Begin

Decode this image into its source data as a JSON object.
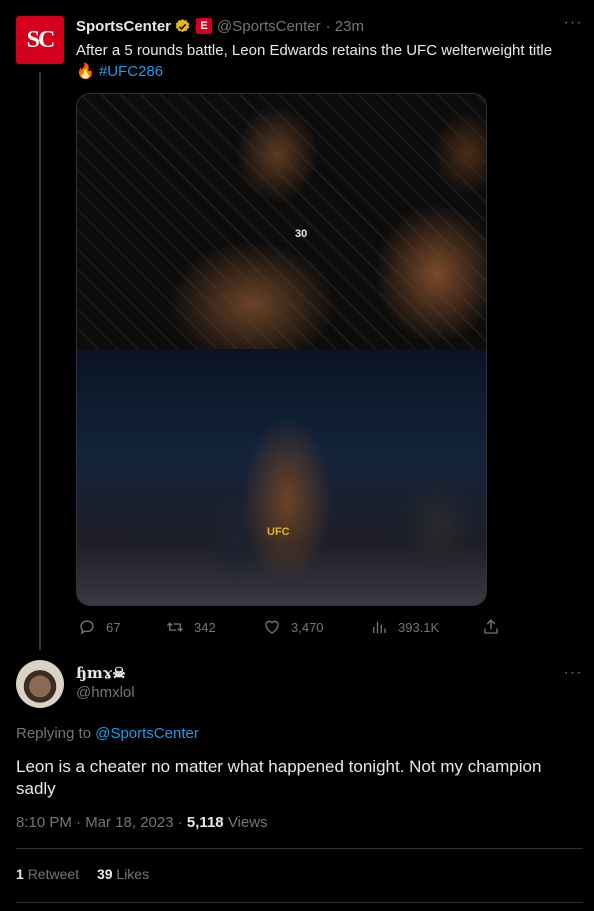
{
  "tweet1": {
    "author_name": "SportsCenter",
    "avatar_text": "SC",
    "badge_text": "E",
    "handle": "@SportsCenter",
    "time": "· 23m",
    "text": "After a 5 rounds battle, Leon Edwards retains the UFC welterweight title",
    "emoji": "🔥",
    "hashtag": "#UFC286",
    "image_label_1": "30",
    "image_label_2": "UFC",
    "replies": "67",
    "retweets": "342",
    "likes": "3,470",
    "views": "393.1K"
  },
  "tweet2": {
    "author_name": "ɧmɤ☠",
    "handle": "@hmxlol",
    "replying_prefix": "Replying to",
    "replying_to": "@SportsCenter",
    "text": "Leon is a cheater no matter what happened tonight. Not my champion sadly",
    "timestamp": "8:10 PM · Mar 18, 2023 ·",
    "views_count": "5,118",
    "views_label": "Views",
    "retweet_count": "1",
    "retweet_label": "Retweet",
    "likes_count": "39",
    "likes_label": "Likes"
  },
  "colors": {
    "background": "#000000",
    "accent": "#1d9bf0",
    "muted": "#71767b",
    "espn_red": "#d5001c"
  }
}
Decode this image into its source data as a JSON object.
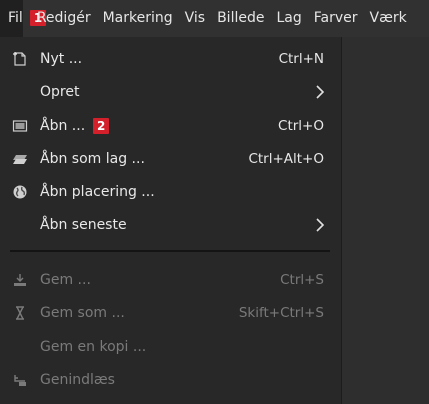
{
  "menubar": {
    "items": [
      {
        "label": "Fil",
        "badge": "1"
      },
      {
        "label": "Redigér"
      },
      {
        "label": "Markering"
      },
      {
        "label": "Vis"
      },
      {
        "label": "Billede"
      },
      {
        "label": "Lag"
      },
      {
        "label": "Farver"
      },
      {
        "label": "Værk"
      }
    ]
  },
  "file_menu": {
    "items": [
      {
        "label": "Nyt ...",
        "shortcut": "Ctrl+N",
        "icon": "new-image-icon",
        "enabled": true
      },
      {
        "label": "Opret",
        "submenu": true,
        "enabled": true
      },
      {
        "label": "Åbn ...",
        "shortcut": "Ctrl+O",
        "icon": "open-image-icon",
        "badge": "2",
        "enabled": true
      },
      {
        "label": "Åbn som lag ...",
        "shortcut": "Ctrl+Alt+O",
        "icon": "open-as-layer-icon",
        "enabled": true
      },
      {
        "label": "Åbn placering ...",
        "icon": "globe-icon",
        "enabled": true
      },
      {
        "label": "Åbn seneste",
        "submenu": true,
        "enabled": true
      },
      {
        "label": "Gem ...",
        "shortcut": "Ctrl+S",
        "icon": "save-icon",
        "enabled": false
      },
      {
        "label": "Gem som ...",
        "shortcut": "Skift+Ctrl+S",
        "icon": "save-as-icon",
        "enabled": false
      },
      {
        "label": "Gem en kopi ...",
        "enabled": false
      },
      {
        "label": "Genindlæs",
        "icon": "revert-icon",
        "enabled": false
      }
    ]
  },
  "colors": {
    "badge": "#d3202a",
    "menu_bg": "#282828",
    "text": "#e8e8e8",
    "disabled_text": "#7a7a7a"
  }
}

End

--- Directions ---
Transcribe all of the records above character for character. Exclude the pictures.

--- Solved exercise ---
Decode this image into its source data as a JSON object.
{
  "tweet1": {
    "author_name": "SportsCenter",
    "avatar_text": "SC",
    "badge_text": "E",
    "handle": "@SportsCenter",
    "time": "· 23m",
    "text": "After a 5 rounds battle, Leon Edwards retains the UFC welterweight title",
    "emoji": "🔥",
    "hashtag": "#UFC286",
    "image_label_1": "30",
    "image_label_2": "UFC",
    "replies": "67",
    "retweets": "342",
    "likes": "3,470",
    "views": "393.1K"
  },
  "tweet2": {
    "author_name": "ɧmɤ☠",
    "handle": "@hmxlol",
    "replying_prefix": "Replying to",
    "replying_to": "@SportsCenter",
    "text": "Leon is a cheater no matter what happened tonight. Not my champion sadly",
    "timestamp": "8:10 PM · Mar 18, 2023 ·",
    "views_count": "5,118",
    "views_label": "Views",
    "retweet_count": "1",
    "retweet_label": "Retweet",
    "likes_count": "39",
    "likes_label": "Likes"
  },
  "colors": {
    "background": "#000000",
    "accent": "#1d9bf0",
    "muted": "#71767b",
    "espn_red": "#d5001c"
  }
}
Decode this image into its source data as a JSON object.
{
  "menubar": {
    "items": [
      {
        "label": "Fil",
        "badge": "1"
      },
      {
        "label": "Redigér"
      },
      {
        "label": "Markering"
      },
      {
        "label": "Vis"
      },
      {
        "label": "Billede"
      },
      {
        "label": "Lag"
      },
      {
        "label": "Farver"
      },
      {
        "label": "Værk"
      }
    ]
  },
  "file_menu": {
    "items": [
      {
        "label": "Nyt ...",
        "shortcut": "Ctrl+N",
        "icon": "new-image-icon",
        "enabled": true
      },
      {
        "label": "Opret",
        "submenu": true,
        "enabled": true
      },
      {
        "label": "Åbn ...",
        "shortcut": "Ctrl+O",
        "icon": "open-image-icon",
        "badge": "2",
        "enabled": true
      },
      {
        "label": "Åbn som lag ...",
        "shortcut": "Ctrl+Alt+O",
        "icon": "open-as-layer-icon",
        "enabled": true
      },
      {
        "label": "Åbn placering ...",
        "icon": "globe-icon",
        "enabled": true
      },
      {
        "label": "Åbn seneste",
        "submenu": true,
        "enabled": true
      },
      {
        "label": "Gem ...",
        "shortcut": "Ctrl+S",
        "icon": "save-icon",
        "enabled": false
      },
      {
        "label": "Gem som ...",
        "shortcut": "Skift+Ctrl+S",
        "icon": "save-as-icon",
        "enabled": false
      },
      {
        "label": "Gem en kopi ...",
        "enabled": false
      },
      {
        "label": "Genindlæs",
        "icon": "revert-icon",
        "enabled": false
      }
    ]
  },
  "colors": {
    "badge": "#d3202a",
    "menu_bg": "#282828",
    "text": "#e8e8e8",
    "disabled_text": "#7a7a7a"
  }
}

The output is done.